* BEGIN *

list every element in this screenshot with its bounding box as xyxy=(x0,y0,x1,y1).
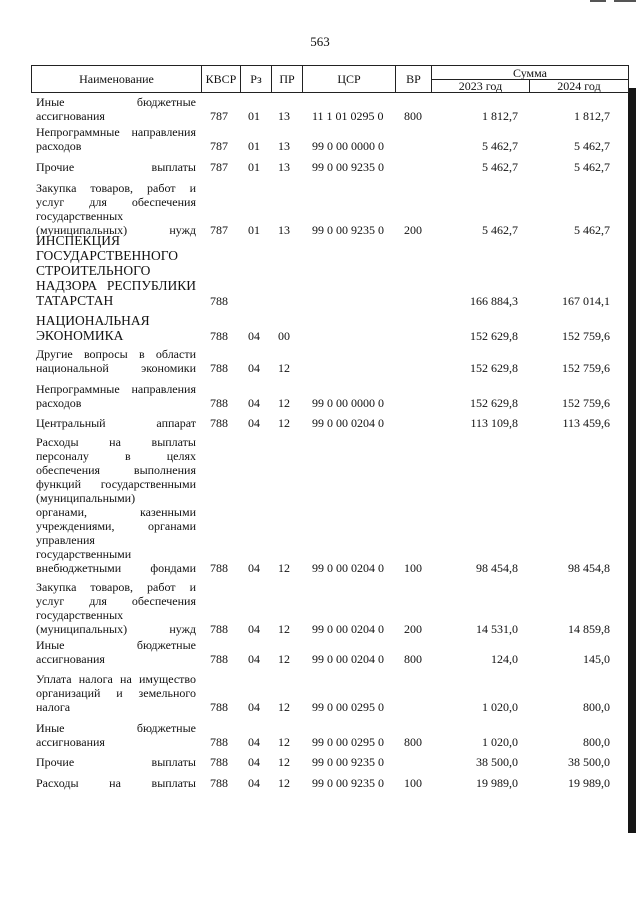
row-sum-2023: 38 500,0 xyxy=(476,755,518,769)
row-kvsr: 787 xyxy=(210,223,228,237)
table-row xyxy=(0,95,640,123)
row-rz: 04 xyxy=(248,361,260,375)
row-name-line: Закупка товаров, работ и xyxy=(36,181,196,195)
header-sum-cell xyxy=(431,65,629,80)
row-pr: 12 xyxy=(278,700,290,714)
row-sum-2023: 1 020,0 xyxy=(482,735,518,749)
row-name-line: (муниципальных) нужд xyxy=(36,622,196,636)
row-csr: 99 0 00 9235 0 xyxy=(312,160,384,174)
row-sum-2023: 14 531,0 xyxy=(476,622,518,636)
row-csr: 99 0 00 0295 0 xyxy=(312,735,384,749)
row-sum-2023: 152 629,8 xyxy=(470,329,518,343)
row-name-line: Другие вопросы в области xyxy=(36,347,196,361)
table-row xyxy=(0,755,640,769)
row-csr: 99 0 00 9235 0 xyxy=(312,755,384,769)
row-name xyxy=(36,233,196,308)
header-pr-cell xyxy=(271,65,303,93)
header-vr: ВР xyxy=(406,72,421,86)
row-sum-2024: 167 014,1 xyxy=(562,294,610,308)
row-sum-2023: 98 454,8 xyxy=(476,561,518,575)
header-csr-cell xyxy=(302,65,396,93)
header-rz: Рз xyxy=(250,72,262,86)
row-kvsr: 788 xyxy=(210,561,228,575)
page-number: 563 xyxy=(310,34,330,49)
row-kvsr: 787 xyxy=(210,109,228,123)
row-kvsr: 788 xyxy=(210,329,228,343)
row-csr: 99 0 00 0204 0 xyxy=(312,652,384,666)
row-name-line: функций государственными xyxy=(36,477,196,491)
row-sum-2023: 5 462,7 xyxy=(482,160,518,174)
row-name xyxy=(36,721,196,749)
row-name-line: Иные бюджетные xyxy=(36,721,196,735)
row-csr: 99 0 00 0204 0 xyxy=(312,561,384,575)
row-name-line: органами, казенными xyxy=(36,505,196,519)
row-pr: 12 xyxy=(278,561,290,575)
row-sum-2024: 5 462,7 xyxy=(574,139,610,153)
scan-corner-mark xyxy=(590,0,606,2)
row-pr: 12 xyxy=(278,755,290,769)
row-pr: 13 xyxy=(278,139,290,153)
row-name-line: управления xyxy=(36,533,95,547)
row-name-line: Уплата налога на имущество xyxy=(36,672,196,686)
row-name xyxy=(36,435,196,575)
row-sum-2023: 152 629,8 xyxy=(470,396,518,410)
scan-corner-mark xyxy=(614,0,636,2)
row-kvsr: 787 xyxy=(210,160,228,174)
row-kvsr: 788 xyxy=(210,416,228,430)
row-vr: 800 xyxy=(404,735,422,749)
row-name-line: услуг для обеспечения xyxy=(36,594,196,608)
row-name-line: государственных xyxy=(36,608,124,622)
row-name-line: НАДЗОРА РЕСПУБЛИКИ xyxy=(36,278,196,293)
row-sum-2024: 19 989,0 xyxy=(568,776,610,790)
row-rz: 04 xyxy=(248,416,260,430)
row-sum-2024: 800,0 xyxy=(583,700,610,714)
row-name-line: Прочие выплаты xyxy=(36,160,196,174)
row-name-line: Прочие выплаты xyxy=(36,755,196,769)
row-vr: 100 xyxy=(404,561,422,575)
row-name-line: организаций и земельного xyxy=(36,686,196,700)
row-name-line: Центральный аппарат xyxy=(36,416,196,430)
row-name-line: Непрограммные направления xyxy=(36,382,196,396)
row-sum-2024: 152 759,6 xyxy=(562,396,610,410)
row-rz: 04 xyxy=(248,396,260,410)
row-pr: 12 xyxy=(278,652,290,666)
row-rz: 04 xyxy=(248,700,260,714)
row-name-line: (муниципальных) нужд xyxy=(36,223,196,237)
row-rz: 04 xyxy=(248,652,260,666)
header-sum: Сумма xyxy=(513,66,547,80)
header-year2: 2024 год xyxy=(557,79,601,93)
table-row xyxy=(0,382,640,410)
row-sum-2023: 152 629,8 xyxy=(470,361,518,375)
header-year1: 2023 год xyxy=(458,79,503,93)
row-name-line: услуг для обеспечения xyxy=(36,195,196,209)
row-name-line: ГОСУДАРСТВЕННОГО xyxy=(36,248,179,263)
row-name xyxy=(36,125,196,153)
row-name-line: ассигнования xyxy=(36,735,105,749)
row-name-line: государственными xyxy=(36,547,132,561)
row-sum-2024: 98 454,8 xyxy=(568,561,610,575)
row-sum-2024: 5 462,7 xyxy=(574,223,610,237)
row-sum-2023: 124,0 xyxy=(491,652,518,666)
row-kvsr: 788 xyxy=(210,361,228,375)
row-rz: 04 xyxy=(248,735,260,749)
row-sum-2024: 145,0 xyxy=(583,652,610,666)
row-kvsr: 788 xyxy=(210,735,228,749)
row-sum-2024: 38 500,0 xyxy=(568,755,610,769)
row-vr: 100 xyxy=(404,776,422,790)
row-sum-2024: 1 812,7 xyxy=(574,109,610,123)
row-csr: 99 0 00 0204 0 xyxy=(312,416,384,430)
row-kvsr: 788 xyxy=(210,652,228,666)
row-kvsr: 788 xyxy=(210,776,228,790)
row-pr: 12 xyxy=(278,776,290,790)
row-name xyxy=(36,416,196,430)
row-csr: 11 1 01 0295 0 xyxy=(312,109,384,123)
header-name: Наименование xyxy=(79,72,154,86)
row-rz: 04 xyxy=(248,755,260,769)
row-name-line: учреждениями, органами xyxy=(36,519,196,533)
header-name-cell xyxy=(31,65,202,93)
header-kvsr: КВСР xyxy=(205,72,237,86)
table-row xyxy=(0,313,640,343)
row-sum-2024: 152 759,6 xyxy=(562,361,610,375)
row-name-line: расходов xyxy=(36,396,82,410)
table-row xyxy=(0,672,640,714)
row-name-line: Расходы на выплаты xyxy=(36,435,196,449)
table-row xyxy=(0,160,640,174)
row-rz: 04 xyxy=(248,561,260,575)
row-rz: 04 xyxy=(248,329,260,343)
row-sum-2023: 1 812,7 xyxy=(482,109,518,123)
table-row xyxy=(0,233,640,308)
row-sum-2023: 19 989,0 xyxy=(476,776,518,790)
row-sum-2023: 166 884,3 xyxy=(470,294,518,308)
row-sum-2023: 5 462,7 xyxy=(482,223,518,237)
header-vr-cell xyxy=(395,65,432,93)
row-name xyxy=(36,755,196,769)
row-sum-2024: 800,0 xyxy=(583,735,610,749)
row-name-line: Закупка товаров, работ и xyxy=(36,580,196,594)
row-name-line: Расходы на выплаты xyxy=(36,776,196,790)
row-pr: 13 xyxy=(278,109,290,123)
row-vr: 800 xyxy=(404,652,422,666)
row-csr: 99 0 00 0000 0 xyxy=(312,139,384,153)
row-pr: 13 xyxy=(278,160,290,174)
row-csr: 99 0 00 0295 0 xyxy=(312,700,384,714)
row-name xyxy=(36,181,196,237)
row-sum-2023: 5 462,7 xyxy=(482,139,518,153)
row-name-line: расходов xyxy=(36,139,82,153)
row-name xyxy=(36,638,196,666)
table-row xyxy=(0,776,640,790)
row-sum-2024: 14 859,8 xyxy=(568,622,610,636)
table-row xyxy=(0,347,640,375)
table-row xyxy=(0,580,640,636)
row-name-line: налога xyxy=(36,700,71,714)
row-csr: 99 0 00 0204 0 xyxy=(312,622,384,636)
row-name-line: персоналу в целях xyxy=(36,449,196,463)
row-kvsr: 787 xyxy=(210,139,228,153)
row-name-line: Иные бюджетные xyxy=(36,638,196,652)
row-name-line: СТРОИТЕЛЬНОГО xyxy=(36,263,151,278)
row-name-line: ассигнования xyxy=(36,109,105,123)
row-name-line: Непрограммные направления xyxy=(36,125,196,139)
row-name-line: ТАТАРСТАН xyxy=(36,293,114,308)
row-name-line: НАЦИОНАЛЬНАЯ xyxy=(36,313,150,328)
row-csr: 99 0 00 9235 0 xyxy=(312,776,384,790)
row-rz: 01 xyxy=(248,223,260,237)
row-rz: 01 xyxy=(248,160,260,174)
row-kvsr: 788 xyxy=(210,700,228,714)
row-name xyxy=(36,313,196,343)
row-vr: 800 xyxy=(404,109,422,123)
row-pr: 12 xyxy=(278,361,290,375)
header-rz-cell xyxy=(240,65,272,93)
row-pr: 00 xyxy=(278,329,290,343)
row-name-line: ассигнования xyxy=(36,652,105,666)
row-name-line: ИНСПЕКЦИЯ xyxy=(36,233,121,248)
row-name xyxy=(36,382,196,410)
row-kvsr: 788 xyxy=(210,396,228,410)
header-year2-cell xyxy=(529,79,629,93)
table-row xyxy=(0,721,640,749)
row-vr: 200 xyxy=(404,223,422,237)
row-pr: 12 xyxy=(278,396,290,410)
row-sum-2024: 152 759,6 xyxy=(562,329,610,343)
row-sum-2024: 113 459,6 xyxy=(562,416,610,430)
row-rz: 01 xyxy=(248,139,260,153)
row-vr: 200 xyxy=(404,622,422,636)
row-name-line: Иные бюджетные xyxy=(36,95,196,109)
table-row xyxy=(0,125,640,153)
row-name-line: (муниципальными) xyxy=(36,491,136,505)
table-row xyxy=(0,638,640,666)
row-rz: 04 xyxy=(248,622,260,636)
row-pr: 12 xyxy=(278,622,290,636)
row-csr: 99 0 00 9235 0 xyxy=(312,223,384,237)
row-csr: 99 0 00 0000 0 xyxy=(312,396,384,410)
table-row xyxy=(0,181,640,237)
row-pr: 12 xyxy=(278,735,290,749)
row-sum-2023: 113 109,8 xyxy=(470,416,518,430)
row-kvsr: 788 xyxy=(210,622,228,636)
row-kvsr: 788 xyxy=(210,755,228,769)
row-name xyxy=(36,580,196,636)
row-name xyxy=(36,347,196,375)
header-csr: ЦСР xyxy=(337,72,361,86)
row-name-line: национальной экономики xyxy=(36,361,196,375)
header-year1-cell xyxy=(431,79,530,93)
row-name-line: ЭКОНОМИКА xyxy=(36,328,124,343)
table-row xyxy=(0,416,640,430)
row-rz: 01 xyxy=(248,109,260,123)
row-name xyxy=(36,160,196,174)
row-name xyxy=(36,672,196,714)
row-name-line: государственных xyxy=(36,209,124,223)
row-name-line: обеспечения выполнения xyxy=(36,463,196,477)
row-name xyxy=(36,776,196,790)
row-pr: 12 xyxy=(278,416,290,430)
table-row xyxy=(0,435,640,575)
row-sum-2023: 1 020,0 xyxy=(482,700,518,714)
row-pr: 13 xyxy=(278,223,290,237)
row-sum-2024: 5 462,7 xyxy=(574,160,610,174)
row-kvsr: 788 xyxy=(210,294,228,308)
row-name xyxy=(36,95,196,123)
row-name-line: внебюджетными фондами xyxy=(36,561,196,575)
row-rz: 04 xyxy=(248,776,260,790)
header-kvsr-cell xyxy=(201,65,241,93)
header-pr: ПР xyxy=(279,72,295,86)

* END *

Set task: Reproduce the items without any change, from the line with "row-sum-2023: 38 500,0 xyxy=(476,755,518,769)" to the line with "row-name-line: (муниципальных) нужд xyxy=(36,622,196,636)", including both of those lines.

The answer:
row-sum-2023: 38 500,0 xyxy=(476,755,518,769)
row-kvsr: 787 xyxy=(210,223,228,237)
table-row xyxy=(0,95,640,123)
row-rz: 04 xyxy=(248,361,260,375)
row-name-line: Закупка товаров, работ и xyxy=(36,181,196,195)
header-sum-cell xyxy=(431,65,629,80)
row-pr: 12 xyxy=(278,700,290,714)
row-sum-2023: 1 020,0 xyxy=(482,735,518,749)
row-name-line: (муниципальных) нужд xyxy=(36,622,196,636)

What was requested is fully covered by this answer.